**** Information shown ****

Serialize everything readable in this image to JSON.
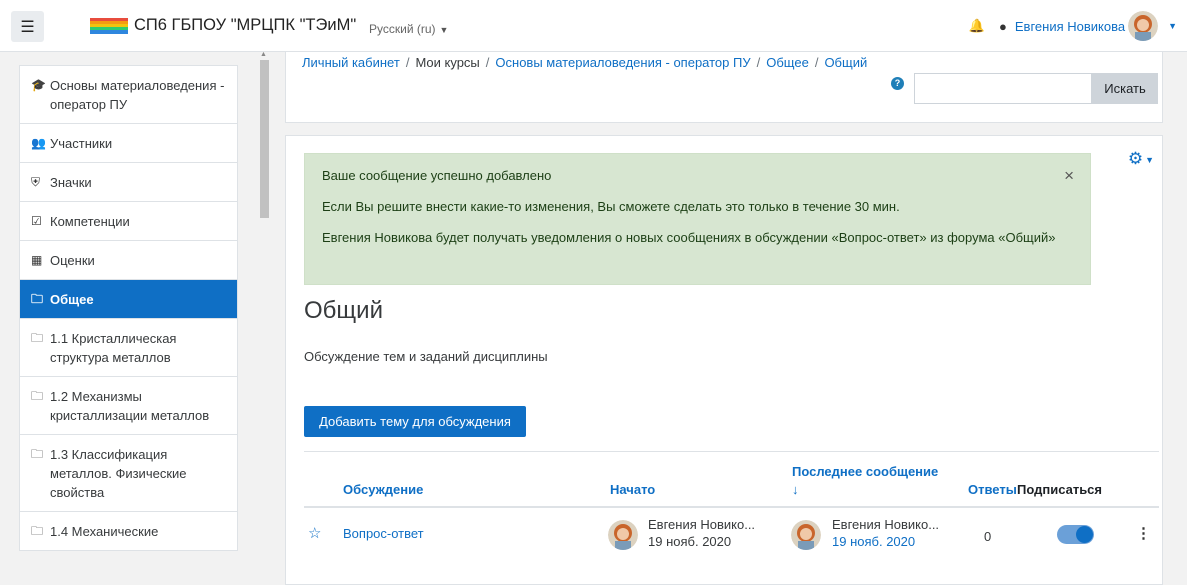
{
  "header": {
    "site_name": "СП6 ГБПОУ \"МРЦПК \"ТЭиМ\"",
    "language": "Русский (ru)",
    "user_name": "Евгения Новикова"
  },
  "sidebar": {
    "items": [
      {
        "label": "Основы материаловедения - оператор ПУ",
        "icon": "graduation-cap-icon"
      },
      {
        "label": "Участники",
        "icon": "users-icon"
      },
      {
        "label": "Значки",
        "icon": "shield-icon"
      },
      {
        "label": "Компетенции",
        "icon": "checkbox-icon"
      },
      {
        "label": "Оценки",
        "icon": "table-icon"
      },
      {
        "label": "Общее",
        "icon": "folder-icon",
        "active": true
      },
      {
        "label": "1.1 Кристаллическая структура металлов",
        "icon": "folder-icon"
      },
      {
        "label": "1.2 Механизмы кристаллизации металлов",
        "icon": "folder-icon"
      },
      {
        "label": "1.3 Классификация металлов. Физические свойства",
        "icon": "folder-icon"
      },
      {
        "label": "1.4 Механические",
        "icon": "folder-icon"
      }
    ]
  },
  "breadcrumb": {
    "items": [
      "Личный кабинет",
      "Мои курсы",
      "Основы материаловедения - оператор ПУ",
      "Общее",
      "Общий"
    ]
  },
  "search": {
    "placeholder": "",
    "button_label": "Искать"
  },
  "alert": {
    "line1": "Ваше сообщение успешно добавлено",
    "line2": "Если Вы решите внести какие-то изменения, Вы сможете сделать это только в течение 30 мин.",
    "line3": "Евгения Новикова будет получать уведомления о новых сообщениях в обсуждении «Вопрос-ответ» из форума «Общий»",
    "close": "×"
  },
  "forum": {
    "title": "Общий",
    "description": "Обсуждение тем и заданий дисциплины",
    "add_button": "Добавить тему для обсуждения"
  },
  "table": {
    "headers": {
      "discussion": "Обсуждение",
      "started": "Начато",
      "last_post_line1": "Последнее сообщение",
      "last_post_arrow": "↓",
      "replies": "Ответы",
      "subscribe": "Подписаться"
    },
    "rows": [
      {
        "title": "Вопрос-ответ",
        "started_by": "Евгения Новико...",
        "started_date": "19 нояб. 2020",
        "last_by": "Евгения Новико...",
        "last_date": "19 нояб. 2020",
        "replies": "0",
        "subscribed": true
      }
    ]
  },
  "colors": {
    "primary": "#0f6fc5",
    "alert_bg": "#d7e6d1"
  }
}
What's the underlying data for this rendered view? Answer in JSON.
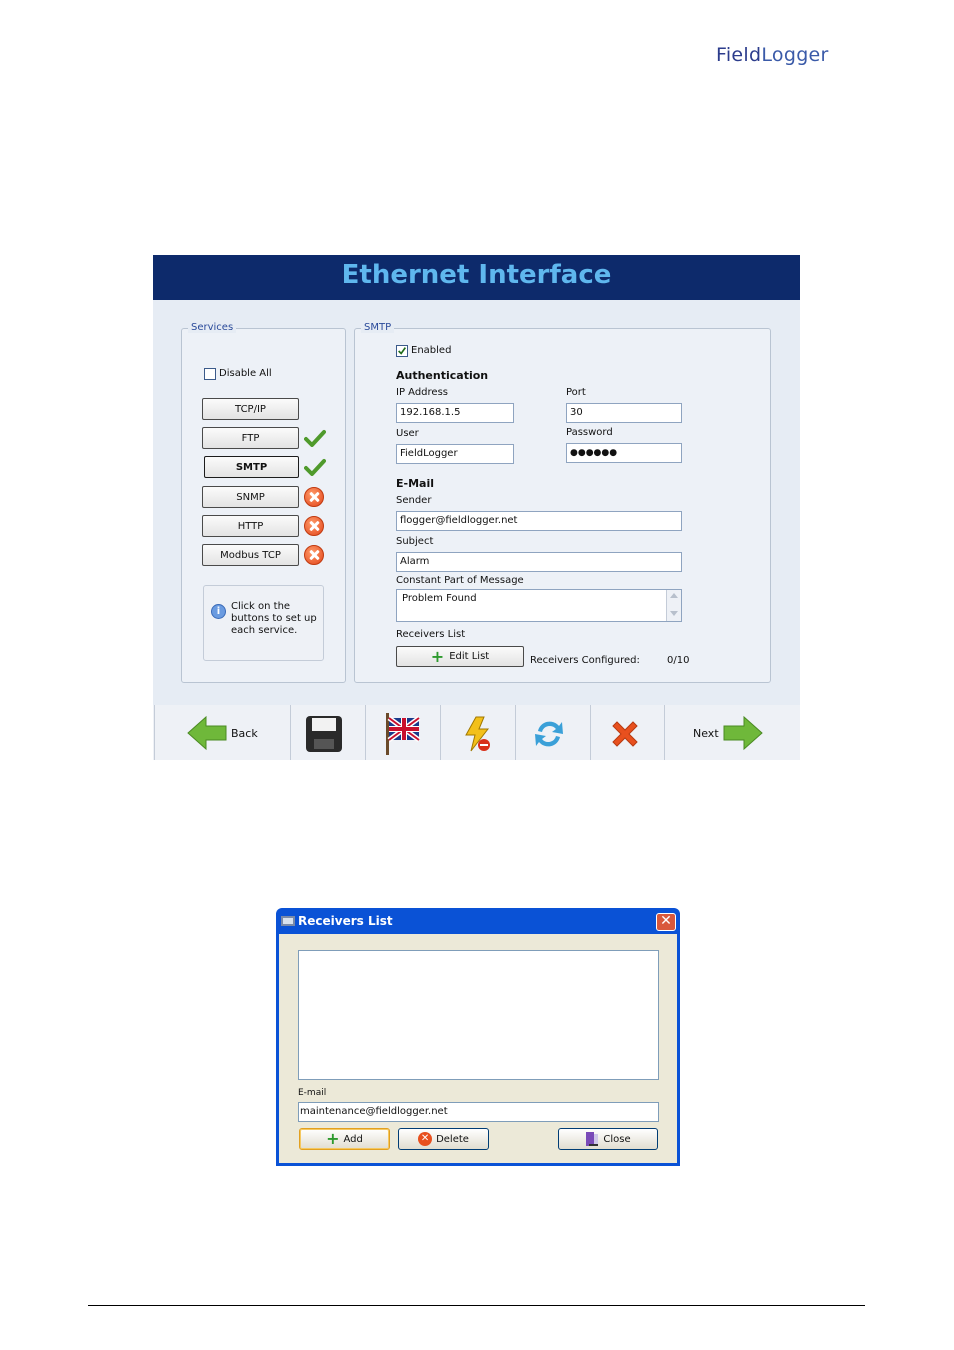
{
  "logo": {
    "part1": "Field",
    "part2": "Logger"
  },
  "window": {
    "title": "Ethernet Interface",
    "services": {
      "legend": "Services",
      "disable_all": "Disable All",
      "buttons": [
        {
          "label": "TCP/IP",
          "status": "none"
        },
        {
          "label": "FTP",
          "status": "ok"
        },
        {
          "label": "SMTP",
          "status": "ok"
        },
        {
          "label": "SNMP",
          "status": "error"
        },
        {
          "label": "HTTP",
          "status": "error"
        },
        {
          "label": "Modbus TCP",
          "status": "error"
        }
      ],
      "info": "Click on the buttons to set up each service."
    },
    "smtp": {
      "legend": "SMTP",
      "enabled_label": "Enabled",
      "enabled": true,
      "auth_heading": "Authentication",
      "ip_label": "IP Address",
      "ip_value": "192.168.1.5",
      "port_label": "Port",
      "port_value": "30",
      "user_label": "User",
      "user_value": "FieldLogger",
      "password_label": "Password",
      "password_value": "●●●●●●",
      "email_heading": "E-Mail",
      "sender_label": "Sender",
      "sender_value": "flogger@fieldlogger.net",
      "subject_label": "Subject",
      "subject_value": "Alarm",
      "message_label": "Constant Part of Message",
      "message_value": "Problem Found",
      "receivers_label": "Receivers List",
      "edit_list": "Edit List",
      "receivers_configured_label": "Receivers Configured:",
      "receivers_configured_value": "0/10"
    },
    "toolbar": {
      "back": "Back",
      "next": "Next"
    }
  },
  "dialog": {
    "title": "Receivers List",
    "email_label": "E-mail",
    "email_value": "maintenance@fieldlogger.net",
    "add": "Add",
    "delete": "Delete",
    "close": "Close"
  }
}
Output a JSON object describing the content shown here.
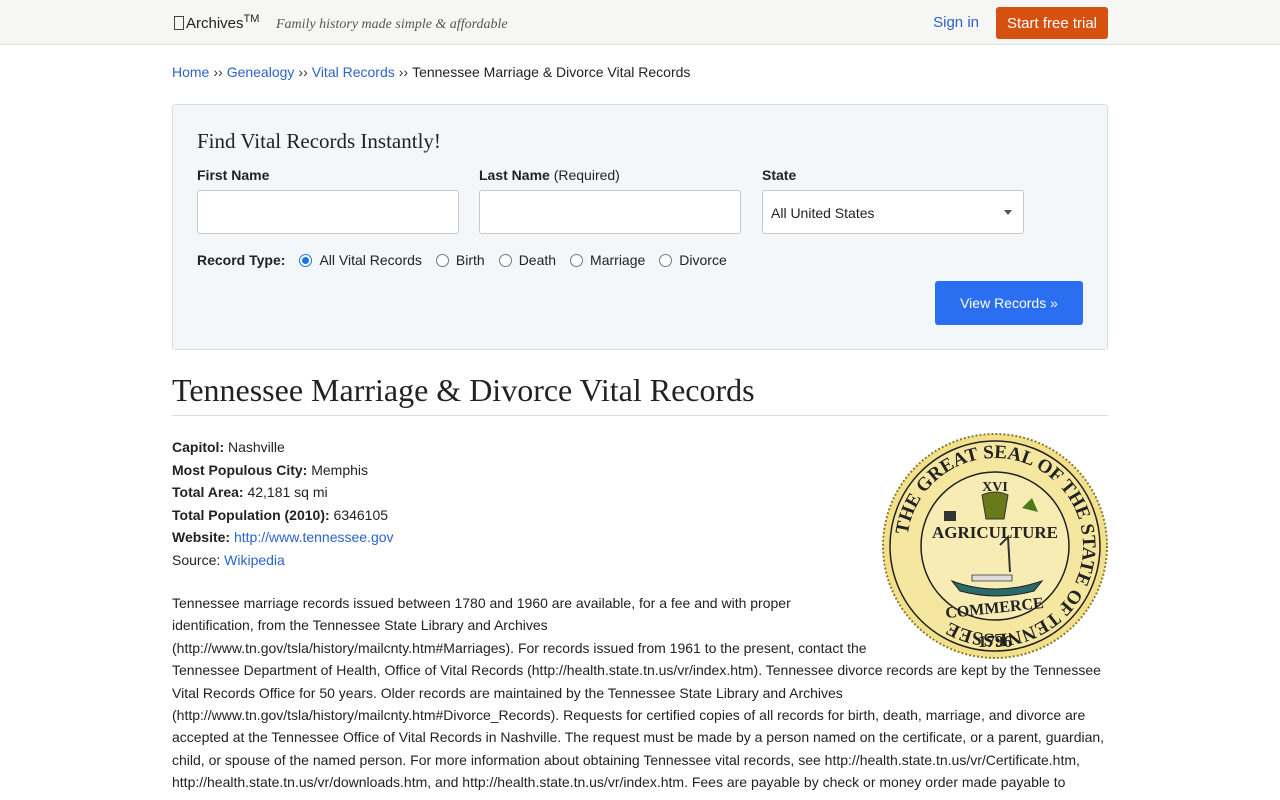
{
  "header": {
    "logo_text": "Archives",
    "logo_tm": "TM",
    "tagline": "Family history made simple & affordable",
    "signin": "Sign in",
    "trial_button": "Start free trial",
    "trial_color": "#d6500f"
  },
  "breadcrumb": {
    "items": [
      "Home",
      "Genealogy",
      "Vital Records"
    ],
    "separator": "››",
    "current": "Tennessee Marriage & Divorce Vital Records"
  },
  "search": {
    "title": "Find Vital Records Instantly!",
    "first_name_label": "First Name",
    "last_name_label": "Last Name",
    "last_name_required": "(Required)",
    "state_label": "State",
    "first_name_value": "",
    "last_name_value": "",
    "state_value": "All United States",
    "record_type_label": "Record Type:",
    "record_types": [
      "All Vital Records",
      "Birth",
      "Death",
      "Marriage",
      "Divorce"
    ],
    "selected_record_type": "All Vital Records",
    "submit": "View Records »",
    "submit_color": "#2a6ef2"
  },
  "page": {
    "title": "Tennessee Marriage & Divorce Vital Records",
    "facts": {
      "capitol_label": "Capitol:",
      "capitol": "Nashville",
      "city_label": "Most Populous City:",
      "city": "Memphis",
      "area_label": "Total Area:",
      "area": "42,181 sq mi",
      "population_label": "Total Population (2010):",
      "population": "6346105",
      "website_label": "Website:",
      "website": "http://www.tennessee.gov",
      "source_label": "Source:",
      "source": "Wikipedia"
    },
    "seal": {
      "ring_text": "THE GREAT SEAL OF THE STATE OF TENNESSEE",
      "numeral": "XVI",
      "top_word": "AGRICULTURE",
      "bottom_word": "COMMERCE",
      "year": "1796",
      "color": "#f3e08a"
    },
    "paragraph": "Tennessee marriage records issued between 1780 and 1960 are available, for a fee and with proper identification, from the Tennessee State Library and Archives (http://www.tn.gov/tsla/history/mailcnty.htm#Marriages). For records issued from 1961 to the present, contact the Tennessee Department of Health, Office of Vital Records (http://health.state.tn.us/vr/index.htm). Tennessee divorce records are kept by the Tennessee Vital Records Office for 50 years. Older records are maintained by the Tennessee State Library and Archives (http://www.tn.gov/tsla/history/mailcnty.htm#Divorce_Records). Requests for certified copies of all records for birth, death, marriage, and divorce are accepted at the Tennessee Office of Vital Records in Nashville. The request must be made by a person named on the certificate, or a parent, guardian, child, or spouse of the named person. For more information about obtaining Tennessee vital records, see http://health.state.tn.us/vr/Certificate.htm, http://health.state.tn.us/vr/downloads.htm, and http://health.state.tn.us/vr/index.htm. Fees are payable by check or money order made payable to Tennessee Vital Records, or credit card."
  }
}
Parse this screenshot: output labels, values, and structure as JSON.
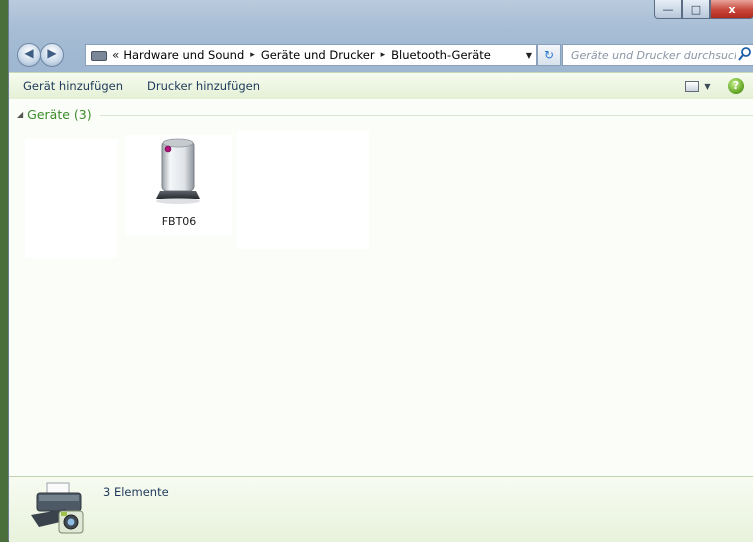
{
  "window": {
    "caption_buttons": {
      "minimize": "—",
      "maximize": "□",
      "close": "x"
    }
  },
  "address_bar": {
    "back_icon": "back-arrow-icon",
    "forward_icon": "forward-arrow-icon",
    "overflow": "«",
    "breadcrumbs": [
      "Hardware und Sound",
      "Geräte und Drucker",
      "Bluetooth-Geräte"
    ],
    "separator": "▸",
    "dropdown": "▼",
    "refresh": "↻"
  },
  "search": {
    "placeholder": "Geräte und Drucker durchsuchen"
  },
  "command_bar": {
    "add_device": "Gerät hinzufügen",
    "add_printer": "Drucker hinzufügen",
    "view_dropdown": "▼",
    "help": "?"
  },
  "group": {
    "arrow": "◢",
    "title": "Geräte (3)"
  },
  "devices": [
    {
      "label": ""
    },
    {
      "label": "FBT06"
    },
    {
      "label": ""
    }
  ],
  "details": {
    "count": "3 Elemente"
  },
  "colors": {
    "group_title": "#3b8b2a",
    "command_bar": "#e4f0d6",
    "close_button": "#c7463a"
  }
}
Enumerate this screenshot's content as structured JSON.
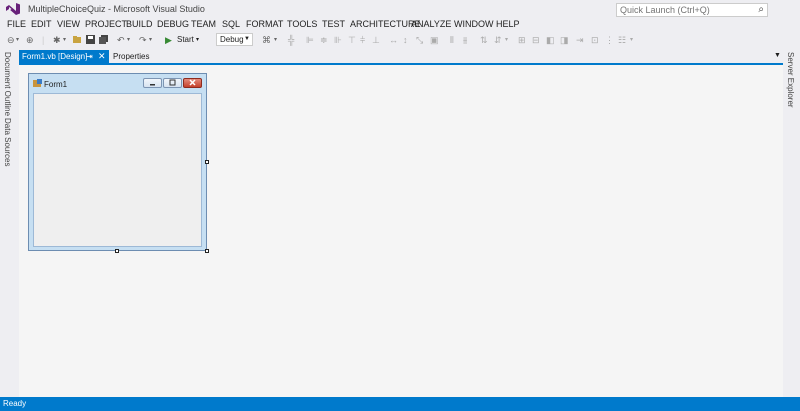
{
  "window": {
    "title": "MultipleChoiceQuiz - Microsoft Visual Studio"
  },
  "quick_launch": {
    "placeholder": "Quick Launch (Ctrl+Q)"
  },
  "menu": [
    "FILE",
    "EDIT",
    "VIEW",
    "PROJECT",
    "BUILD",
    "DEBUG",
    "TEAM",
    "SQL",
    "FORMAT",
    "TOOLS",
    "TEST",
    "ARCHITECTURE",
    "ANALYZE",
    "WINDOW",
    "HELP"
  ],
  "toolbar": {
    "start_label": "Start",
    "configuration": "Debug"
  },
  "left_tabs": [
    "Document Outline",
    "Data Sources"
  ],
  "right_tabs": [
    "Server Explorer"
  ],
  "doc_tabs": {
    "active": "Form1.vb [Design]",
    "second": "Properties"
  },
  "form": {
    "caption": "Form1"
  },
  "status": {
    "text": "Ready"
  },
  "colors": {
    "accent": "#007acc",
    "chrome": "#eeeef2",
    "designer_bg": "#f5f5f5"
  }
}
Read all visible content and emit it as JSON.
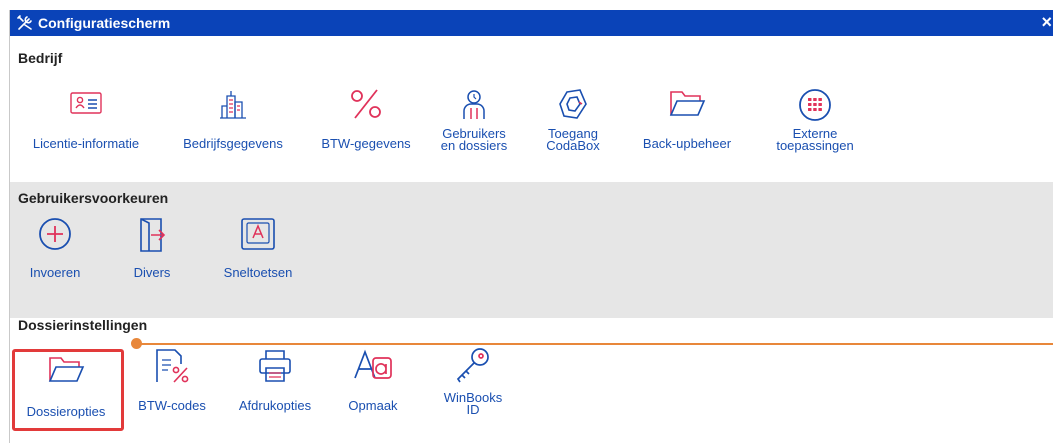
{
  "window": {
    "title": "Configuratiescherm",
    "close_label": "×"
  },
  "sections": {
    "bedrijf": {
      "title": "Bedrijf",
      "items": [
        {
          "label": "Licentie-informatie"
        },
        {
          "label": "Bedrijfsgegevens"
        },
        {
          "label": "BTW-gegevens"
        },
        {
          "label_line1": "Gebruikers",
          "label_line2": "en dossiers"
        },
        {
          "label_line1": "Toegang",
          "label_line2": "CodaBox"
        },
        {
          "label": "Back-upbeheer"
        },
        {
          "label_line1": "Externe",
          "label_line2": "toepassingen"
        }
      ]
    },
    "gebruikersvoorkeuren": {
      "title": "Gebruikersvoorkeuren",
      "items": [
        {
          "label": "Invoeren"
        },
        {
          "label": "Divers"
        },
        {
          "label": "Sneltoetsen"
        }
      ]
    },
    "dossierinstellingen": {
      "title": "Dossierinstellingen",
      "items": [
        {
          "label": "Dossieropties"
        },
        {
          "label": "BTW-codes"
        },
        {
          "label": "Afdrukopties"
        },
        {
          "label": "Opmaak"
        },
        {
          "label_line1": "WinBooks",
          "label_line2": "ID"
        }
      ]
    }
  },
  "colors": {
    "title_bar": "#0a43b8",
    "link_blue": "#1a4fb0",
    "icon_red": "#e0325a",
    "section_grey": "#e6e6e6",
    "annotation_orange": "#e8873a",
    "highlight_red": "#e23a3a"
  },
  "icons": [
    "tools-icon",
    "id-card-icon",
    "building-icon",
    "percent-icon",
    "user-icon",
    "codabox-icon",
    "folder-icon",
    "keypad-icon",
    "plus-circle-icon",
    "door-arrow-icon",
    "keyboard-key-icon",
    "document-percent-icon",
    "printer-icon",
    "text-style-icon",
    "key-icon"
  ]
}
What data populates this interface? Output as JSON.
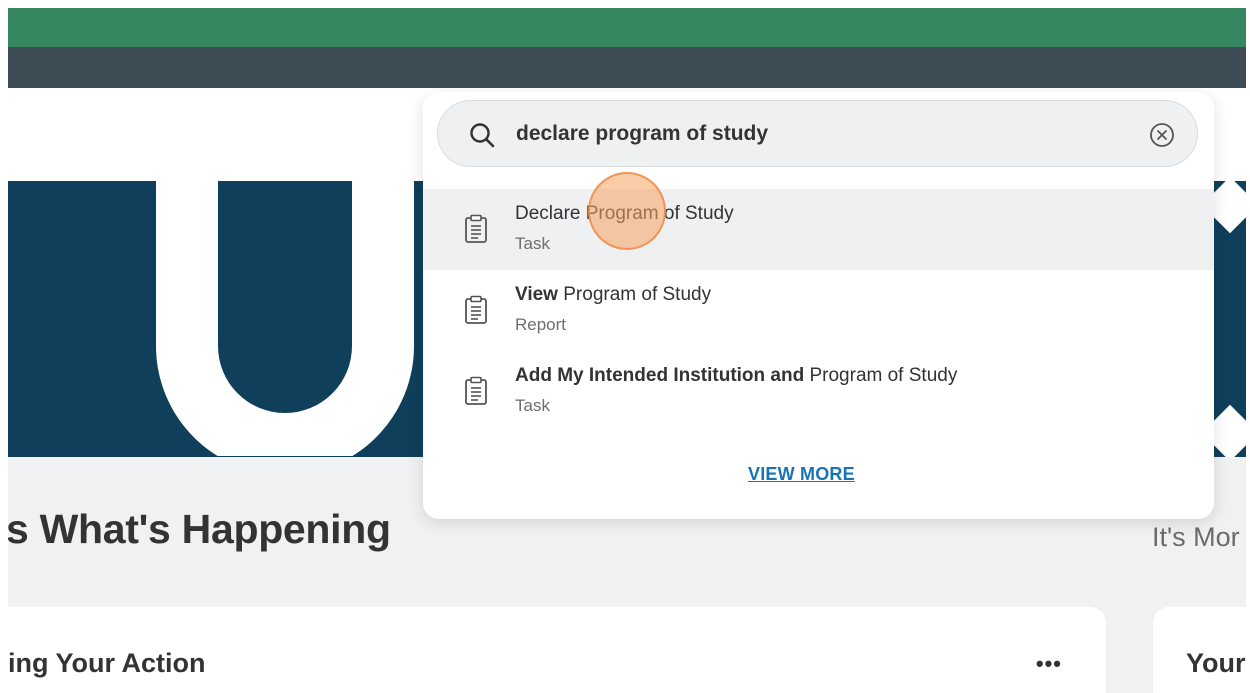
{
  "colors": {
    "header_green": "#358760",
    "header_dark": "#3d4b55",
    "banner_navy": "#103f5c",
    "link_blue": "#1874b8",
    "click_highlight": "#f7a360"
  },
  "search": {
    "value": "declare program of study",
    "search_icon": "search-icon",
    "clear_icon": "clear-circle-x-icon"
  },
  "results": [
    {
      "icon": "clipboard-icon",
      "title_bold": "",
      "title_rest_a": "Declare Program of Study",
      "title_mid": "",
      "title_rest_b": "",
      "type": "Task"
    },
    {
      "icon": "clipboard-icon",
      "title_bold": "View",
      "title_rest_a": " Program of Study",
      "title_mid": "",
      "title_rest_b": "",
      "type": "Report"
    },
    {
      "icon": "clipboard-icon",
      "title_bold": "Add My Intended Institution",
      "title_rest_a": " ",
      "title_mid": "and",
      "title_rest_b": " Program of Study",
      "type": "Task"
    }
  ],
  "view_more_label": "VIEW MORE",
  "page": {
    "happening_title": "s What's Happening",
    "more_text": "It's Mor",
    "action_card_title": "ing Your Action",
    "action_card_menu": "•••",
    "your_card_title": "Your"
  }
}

****

* What the task asks:
Copy each line of the records that contains the word "screenshot".

* In response:
Parse this screenshot: output labels, values, and structure as JSON.
Enumerate this screenshot's content as structured JSON.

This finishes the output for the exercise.